--- Start ---

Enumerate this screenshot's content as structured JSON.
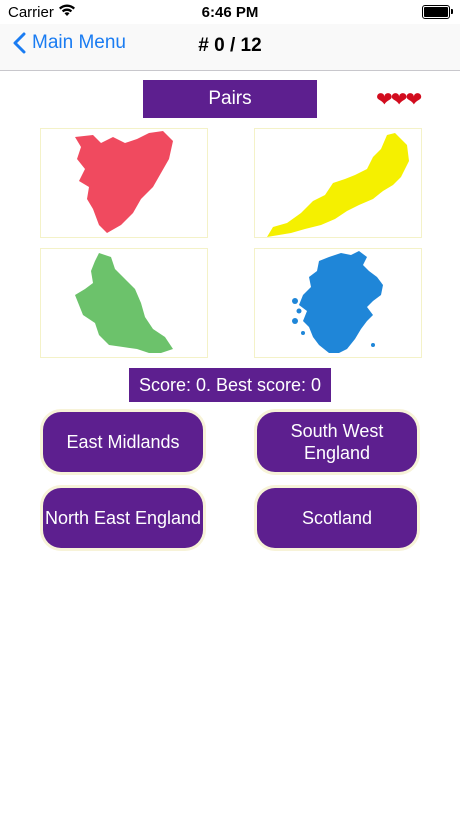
{
  "status_bar": {
    "carrier": "Carrier",
    "time": "6:46 PM"
  },
  "nav": {
    "back_label": "Main Menu",
    "title": "# 0 / 12"
  },
  "game": {
    "mode_label": "Pairs",
    "lives_icons": "❤❤❤",
    "score_text": "Score: 0. Best score: 0"
  },
  "maps": [
    {
      "color": "#f04a5f",
      "icon": "red-region-map"
    },
    {
      "color": "#f5f000",
      "icon": "yellow-region-map"
    },
    {
      "color": "#6cc26b",
      "icon": "green-region-map"
    },
    {
      "color": "#1f86d8",
      "icon": "blue-region-map"
    }
  ],
  "answers": [
    {
      "label": "East Midlands"
    },
    {
      "label": "South West\nEngland"
    },
    {
      "label": "North East England"
    },
    {
      "label": "Scotland"
    }
  ],
  "colors": {
    "accent": "#5d1f8f",
    "link": "#1a7cf2"
  }
}
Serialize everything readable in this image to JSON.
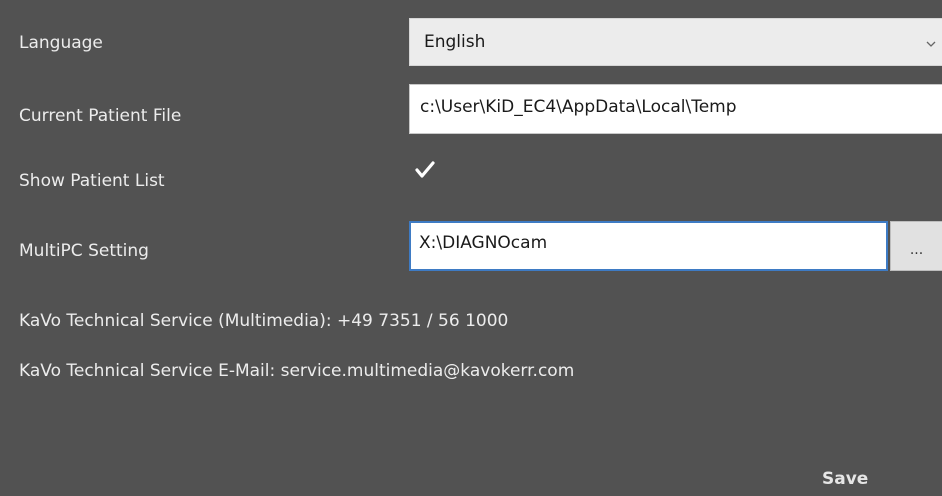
{
  "settings": {
    "language": {
      "label": "Language",
      "value": "English"
    },
    "patient_file": {
      "label": "Current Patient File",
      "value": "c:\\User\\KiD_EC4\\AppData\\Local\\Temp"
    },
    "show_patient_list": {
      "label": "Show Patient List",
      "checked": true
    },
    "multipc": {
      "label": "MultiPC Setting",
      "value": "X:\\DIAGNOcam",
      "browse_label": "..."
    }
  },
  "info": {
    "phone": "KaVo Technical Service (Multimedia): +49 7351 / 56 1000",
    "email": "KaVo Technical Service E-Mail: service.multimedia@kavokerr.com"
  },
  "actions": {
    "save_label": "Save"
  },
  "icons": {
    "dropdown": "chevron-down-icon",
    "checkbox": "checkmark-icon"
  },
  "colors": {
    "background": "#525252",
    "focus_border": "#3e7bc4",
    "text": "#ececec"
  }
}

--- End ---

__PROBLEM DESCRIPTION__: Transcribe the records word for word and include no pictures.

__RESPONSE__:
Enumerate this screenshot's content as structured JSON.
{
  "status_bar": {
    "carrier": "Carrier",
    "time": "6:46 PM"
  },
  "nav": {
    "back_label": "Main Menu",
    "title": "# 0 / 12"
  },
  "game": {
    "mode_label": "Pairs",
    "lives_icons": "❤❤❤",
    "score_text": "Score: 0. Best score: 0"
  },
  "maps": [
    {
      "color": "#f04a5f",
      "icon": "red-region-map"
    },
    {
      "color": "#f5f000",
      "icon": "yellow-region-map"
    },
    {
      "color": "#6cc26b",
      "icon": "green-region-map"
    },
    {
      "color": "#1f86d8",
      "icon": "blue-region-map"
    }
  ],
  "answers": [
    {
      "label": "East Midlands"
    },
    {
      "label": "South West\nEngland"
    },
    {
      "label": "North East England"
    },
    {
      "label": "Scotland"
    }
  ],
  "colors": {
    "accent": "#5d1f8f",
    "link": "#1a7cf2"
  }
}
Serialize everything readable in this image to JSON.
{
  "settings": {
    "language": {
      "label": "Language",
      "value": "English"
    },
    "patient_file": {
      "label": "Current Patient File",
      "value": "c:\\User\\KiD_EC4\\AppData\\Local\\Temp"
    },
    "show_patient_list": {
      "label": "Show Patient List",
      "checked": true
    },
    "multipc": {
      "label": "MultiPC Setting",
      "value": "X:\\DIAGNOcam",
      "browse_label": "..."
    }
  },
  "info": {
    "phone": "KaVo Technical Service (Multimedia): +49 7351 / 56 1000",
    "email": "KaVo Technical Service E-Mail: service.multimedia@kavokerr.com"
  },
  "actions": {
    "save_label": "Save"
  },
  "icons": {
    "dropdown": "chevron-down-icon",
    "checkbox": "checkmark-icon"
  },
  "colors": {
    "background": "#525252",
    "focus_border": "#3e7bc4",
    "text": "#ececec"
  }
}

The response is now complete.